[Work to be completed]:
Quote each record exactly, please, leaving none out.

[Stored data]:
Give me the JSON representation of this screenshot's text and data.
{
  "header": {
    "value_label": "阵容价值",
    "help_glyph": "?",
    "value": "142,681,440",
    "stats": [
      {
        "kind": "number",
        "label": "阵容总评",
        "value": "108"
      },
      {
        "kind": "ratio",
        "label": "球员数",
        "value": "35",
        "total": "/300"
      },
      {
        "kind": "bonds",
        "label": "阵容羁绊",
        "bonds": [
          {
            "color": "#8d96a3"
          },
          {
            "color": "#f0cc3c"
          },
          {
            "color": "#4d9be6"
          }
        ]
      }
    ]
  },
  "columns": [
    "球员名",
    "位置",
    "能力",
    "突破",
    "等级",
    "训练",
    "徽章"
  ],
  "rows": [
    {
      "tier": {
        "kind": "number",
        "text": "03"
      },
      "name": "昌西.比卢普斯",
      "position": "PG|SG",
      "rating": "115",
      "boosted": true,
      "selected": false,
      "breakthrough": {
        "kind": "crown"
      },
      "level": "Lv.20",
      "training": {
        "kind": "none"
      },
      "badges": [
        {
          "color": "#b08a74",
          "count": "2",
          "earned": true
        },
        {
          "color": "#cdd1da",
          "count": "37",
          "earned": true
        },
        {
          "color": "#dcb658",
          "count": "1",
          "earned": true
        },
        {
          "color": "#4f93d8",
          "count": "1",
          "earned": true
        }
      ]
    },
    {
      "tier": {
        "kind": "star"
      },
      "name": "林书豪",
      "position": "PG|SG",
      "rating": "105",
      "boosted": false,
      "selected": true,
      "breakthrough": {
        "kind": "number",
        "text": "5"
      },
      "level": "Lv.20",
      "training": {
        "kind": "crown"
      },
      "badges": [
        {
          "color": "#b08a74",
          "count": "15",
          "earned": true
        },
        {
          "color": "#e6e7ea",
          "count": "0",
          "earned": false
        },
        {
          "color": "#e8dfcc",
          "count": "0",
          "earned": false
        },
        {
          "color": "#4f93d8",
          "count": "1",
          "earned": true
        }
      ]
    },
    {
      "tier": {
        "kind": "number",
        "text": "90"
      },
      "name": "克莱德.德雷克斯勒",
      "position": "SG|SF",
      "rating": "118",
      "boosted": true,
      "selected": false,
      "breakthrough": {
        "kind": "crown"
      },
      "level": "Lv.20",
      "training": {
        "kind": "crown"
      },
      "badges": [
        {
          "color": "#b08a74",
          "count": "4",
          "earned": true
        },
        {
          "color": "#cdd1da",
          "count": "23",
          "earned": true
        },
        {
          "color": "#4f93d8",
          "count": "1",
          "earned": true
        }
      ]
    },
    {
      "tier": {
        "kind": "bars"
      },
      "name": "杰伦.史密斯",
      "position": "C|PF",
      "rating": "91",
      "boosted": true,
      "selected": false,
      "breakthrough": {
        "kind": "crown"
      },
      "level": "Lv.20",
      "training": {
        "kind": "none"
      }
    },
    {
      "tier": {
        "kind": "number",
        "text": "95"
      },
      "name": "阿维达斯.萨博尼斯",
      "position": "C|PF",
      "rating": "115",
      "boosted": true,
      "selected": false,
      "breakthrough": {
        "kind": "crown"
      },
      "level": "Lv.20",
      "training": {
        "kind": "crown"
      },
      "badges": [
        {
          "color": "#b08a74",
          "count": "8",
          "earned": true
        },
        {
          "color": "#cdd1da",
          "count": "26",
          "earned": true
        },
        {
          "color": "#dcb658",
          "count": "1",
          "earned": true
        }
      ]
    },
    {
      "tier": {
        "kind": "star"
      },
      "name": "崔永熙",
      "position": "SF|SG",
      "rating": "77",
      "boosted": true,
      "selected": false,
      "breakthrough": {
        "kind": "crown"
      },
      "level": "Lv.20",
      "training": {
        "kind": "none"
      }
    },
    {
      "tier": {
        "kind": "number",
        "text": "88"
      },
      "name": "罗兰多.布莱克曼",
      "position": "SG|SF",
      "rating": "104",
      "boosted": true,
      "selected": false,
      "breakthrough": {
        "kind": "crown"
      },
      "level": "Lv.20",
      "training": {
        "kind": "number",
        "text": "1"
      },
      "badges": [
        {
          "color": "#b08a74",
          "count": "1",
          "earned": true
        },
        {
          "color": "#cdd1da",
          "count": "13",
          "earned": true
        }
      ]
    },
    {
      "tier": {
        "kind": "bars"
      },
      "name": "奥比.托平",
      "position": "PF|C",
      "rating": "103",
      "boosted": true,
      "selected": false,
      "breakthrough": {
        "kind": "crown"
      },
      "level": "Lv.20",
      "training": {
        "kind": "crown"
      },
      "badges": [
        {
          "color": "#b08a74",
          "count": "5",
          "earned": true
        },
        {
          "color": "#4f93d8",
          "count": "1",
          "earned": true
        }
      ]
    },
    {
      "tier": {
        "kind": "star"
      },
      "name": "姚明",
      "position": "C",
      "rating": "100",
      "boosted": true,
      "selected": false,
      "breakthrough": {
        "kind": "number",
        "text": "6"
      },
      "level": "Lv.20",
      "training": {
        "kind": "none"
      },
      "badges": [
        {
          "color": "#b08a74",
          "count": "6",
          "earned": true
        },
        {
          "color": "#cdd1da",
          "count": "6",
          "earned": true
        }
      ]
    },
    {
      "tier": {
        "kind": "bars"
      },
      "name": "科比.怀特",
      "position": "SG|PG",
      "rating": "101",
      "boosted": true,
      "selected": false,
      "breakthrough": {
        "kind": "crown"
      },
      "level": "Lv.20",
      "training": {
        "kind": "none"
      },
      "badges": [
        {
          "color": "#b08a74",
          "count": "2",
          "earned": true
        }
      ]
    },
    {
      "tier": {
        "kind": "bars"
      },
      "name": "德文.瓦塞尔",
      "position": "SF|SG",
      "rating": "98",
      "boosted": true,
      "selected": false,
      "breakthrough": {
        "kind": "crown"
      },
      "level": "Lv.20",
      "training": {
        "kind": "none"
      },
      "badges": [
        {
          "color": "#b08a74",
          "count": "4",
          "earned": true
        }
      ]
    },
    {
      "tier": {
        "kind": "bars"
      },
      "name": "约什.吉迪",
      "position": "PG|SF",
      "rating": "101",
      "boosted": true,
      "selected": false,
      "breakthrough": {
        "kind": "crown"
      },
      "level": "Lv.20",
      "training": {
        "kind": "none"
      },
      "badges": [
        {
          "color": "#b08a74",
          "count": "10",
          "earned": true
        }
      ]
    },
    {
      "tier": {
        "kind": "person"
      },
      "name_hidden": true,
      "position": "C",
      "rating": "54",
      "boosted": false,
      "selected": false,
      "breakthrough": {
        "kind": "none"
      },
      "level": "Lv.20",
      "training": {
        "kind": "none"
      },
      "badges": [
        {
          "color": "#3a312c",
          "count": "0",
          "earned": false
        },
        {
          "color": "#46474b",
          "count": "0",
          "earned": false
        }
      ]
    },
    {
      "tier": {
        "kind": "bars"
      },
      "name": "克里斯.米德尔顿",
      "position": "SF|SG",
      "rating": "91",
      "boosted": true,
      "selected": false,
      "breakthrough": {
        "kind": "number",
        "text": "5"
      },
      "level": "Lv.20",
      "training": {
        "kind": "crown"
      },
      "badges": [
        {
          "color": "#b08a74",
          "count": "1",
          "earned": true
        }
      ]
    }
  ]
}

[Solution to this exercise]:
Give me the JSON representation of this screenshot's text and data.
{
  "header": {
    "value_label": "阵容价值",
    "help_glyph": "?",
    "value": "142,681,440",
    "stats": [
      {
        "kind": "number",
        "label": "阵容总评",
        "value": "108"
      },
      {
        "kind": "ratio",
        "label": "球员数",
        "value": "35",
        "total": "/300"
      },
      {
        "kind": "bonds",
        "label": "阵容羁绊",
        "bonds": [
          {
            "color": "#8d96a3"
          },
          {
            "color": "#f0cc3c"
          },
          {
            "color": "#4d9be6"
          }
        ]
      }
    ]
  },
  "columns": [
    "球员名",
    "位置",
    "能力",
    "突破",
    "等级",
    "训练",
    "徽章"
  ],
  "rows": [
    {
      "tier": {
        "kind": "number",
        "text": "03"
      },
      "name": "昌西.比卢普斯",
      "position": "PG|SG",
      "rating": "115",
      "boosted": true,
      "selected": false,
      "breakthrough": {
        "kind": "crown"
      },
      "level": "Lv.20",
      "training": {
        "kind": "none"
      },
      "badges": [
        {
          "color": "#b08a74",
          "count": "2",
          "earned": true
        },
        {
          "color": "#cdd1da",
          "count": "37",
          "earned": true
        },
        {
          "color": "#dcb658",
          "count": "1",
          "earned": true
        },
        {
          "color": "#4f93d8",
          "count": "1",
          "earned": true
        }
      ]
    },
    {
      "tier": {
        "kind": "star"
      },
      "name": "林书豪",
      "position": "PG|SG",
      "rating": "105",
      "boosted": false,
      "selected": true,
      "breakthrough": {
        "kind": "number",
        "text": "5"
      },
      "level": "Lv.20",
      "training": {
        "kind": "crown"
      },
      "badges": [
        {
          "color": "#b08a74",
          "count": "15",
          "earned": true
        },
        {
          "color": "#e6e7ea",
          "count": "0",
          "earned": false
        },
        {
          "color": "#e8dfcc",
          "count": "0",
          "earned": false
        },
        {
          "color": "#4f93d8",
          "count": "1",
          "earned": true
        }
      ]
    },
    {
      "tier": {
        "kind": "number",
        "text": "90"
      },
      "name": "克莱德.德雷克斯勒",
      "position": "SG|SF",
      "rating": "118",
      "boosted": true,
      "selected": false,
      "breakthrough": {
        "kind": "crown"
      },
      "level": "Lv.20",
      "training": {
        "kind": "crown"
      },
      "badges": [
        {
          "color": "#b08a74",
          "count": "4",
          "earned": true
        },
        {
          "color": "#cdd1da",
          "count": "23",
          "earned": true
        },
        {
          "color": "#4f93d8",
          "count": "1",
          "earned": true
        }
      ]
    },
    {
      "tier": {
        "kind": "bars"
      },
      "name": "杰伦.史密斯",
      "position": "C|PF",
      "rating": "91",
      "boosted": true,
      "selected": false,
      "breakthrough": {
        "kind": "crown"
      },
      "level": "Lv.20",
      "training": {
        "kind": "none"
      }
    },
    {
      "tier": {
        "kind": "number",
        "text": "95"
      },
      "name": "阿维达斯.萨博尼斯",
      "position": "C|PF",
      "rating": "115",
      "boosted": true,
      "selected": false,
      "breakthrough": {
        "kind": "crown"
      },
      "level": "Lv.20",
      "training": {
        "kind": "crown"
      },
      "badges": [
        {
          "color": "#b08a74",
          "count": "8",
          "earned": true
        },
        {
          "color": "#cdd1da",
          "count": "26",
          "earned": true
        },
        {
          "color": "#dcb658",
          "count": "1",
          "earned": true
        }
      ]
    },
    {
      "tier": {
        "kind": "star"
      },
      "name": "崔永熙",
      "position": "SF|SG",
      "rating": "77",
      "boosted": true,
      "selected": false,
      "breakthrough": {
        "kind": "crown"
      },
      "level": "Lv.20",
      "training": {
        "kind": "none"
      }
    },
    {
      "tier": {
        "kind": "number",
        "text": "88"
      },
      "name": "罗兰多.布莱克曼",
      "position": "SG|SF",
      "rating": "104",
      "boosted": true,
      "selected": false,
      "breakthrough": {
        "kind": "crown"
      },
      "level": "Lv.20",
      "training": {
        "kind": "number",
        "text": "1"
      },
      "badges": [
        {
          "color": "#b08a74",
          "count": "1",
          "earned": true
        },
        {
          "color": "#cdd1da",
          "count": "13",
          "earned": true
        }
      ]
    },
    {
      "tier": {
        "kind": "bars"
      },
      "name": "奥比.托平",
      "position": "PF|C",
      "rating": "103",
      "boosted": true,
      "selected": false,
      "breakthrough": {
        "kind": "crown"
      },
      "level": "Lv.20",
      "training": {
        "kind": "crown"
      },
      "badges": [
        {
          "color": "#b08a74",
          "count": "5",
          "earned": true
        },
        {
          "color": "#4f93d8",
          "count": "1",
          "earned": true
        }
      ]
    },
    {
      "tier": {
        "kind": "star"
      },
      "name": "姚明",
      "position": "C",
      "rating": "100",
      "boosted": true,
      "selected": false,
      "breakthrough": {
        "kind": "number",
        "text": "6"
      },
      "level": "Lv.20",
      "training": {
        "kind": "none"
      },
      "badges": [
        {
          "color": "#b08a74",
          "count": "6",
          "earned": true
        },
        {
          "color": "#cdd1da",
          "count": "6",
          "earned": true
        }
      ]
    },
    {
      "tier": {
        "kind": "bars"
      },
      "name": "科比.怀特",
      "position": "SG|PG",
      "rating": "101",
      "boosted": true,
      "selected": false,
      "breakthrough": {
        "kind": "crown"
      },
      "level": "Lv.20",
      "training": {
        "kind": "none"
      },
      "badges": [
        {
          "color": "#b08a74",
          "count": "2",
          "earned": true
        }
      ]
    },
    {
      "tier": {
        "kind": "bars"
      },
      "name": "德文.瓦塞尔",
      "position": "SF|SG",
      "rating": "98",
      "boosted": true,
      "selected": false,
      "breakthrough": {
        "kind": "crown"
      },
      "level": "Lv.20",
      "training": {
        "kind": "none"
      },
      "badges": [
        {
          "color": "#b08a74",
          "count": "4",
          "earned": true
        }
      ]
    },
    {
      "tier": {
        "kind": "bars"
      },
      "name": "约什.吉迪",
      "position": "PG|SF",
      "rating": "101",
      "boosted": true,
      "selected": false,
      "breakthrough": {
        "kind": "crown"
      },
      "level": "Lv.20",
      "training": {
        "kind": "none"
      },
      "badges": [
        {
          "color": "#b08a74",
          "count": "10",
          "earned": true
        }
      ]
    },
    {
      "tier": {
        "kind": "person"
      },
      "name_hidden": true,
      "position": "C",
      "rating": "54",
      "boosted": false,
      "selected": false,
      "breakthrough": {
        "kind": "none"
      },
      "level": "Lv.20",
      "training": {
        "kind": "none"
      },
      "badges": [
        {
          "color": "#3a312c",
          "count": "0",
          "earned": false
        },
        {
          "color": "#46474b",
          "count": "0",
          "earned": false
        }
      ]
    },
    {
      "tier": {
        "kind": "bars"
      },
      "name": "克里斯.米德尔顿",
      "position": "SF|SG",
      "rating": "91",
      "boosted": true,
      "selected": false,
      "breakthrough": {
        "kind": "number",
        "text": "5"
      },
      "level": "Lv.20",
      "training": {
        "kind": "crown"
      },
      "badges": [
        {
          "color": "#b08a74",
          "count": "1",
          "earned": true
        }
      ]
    }
  ]
}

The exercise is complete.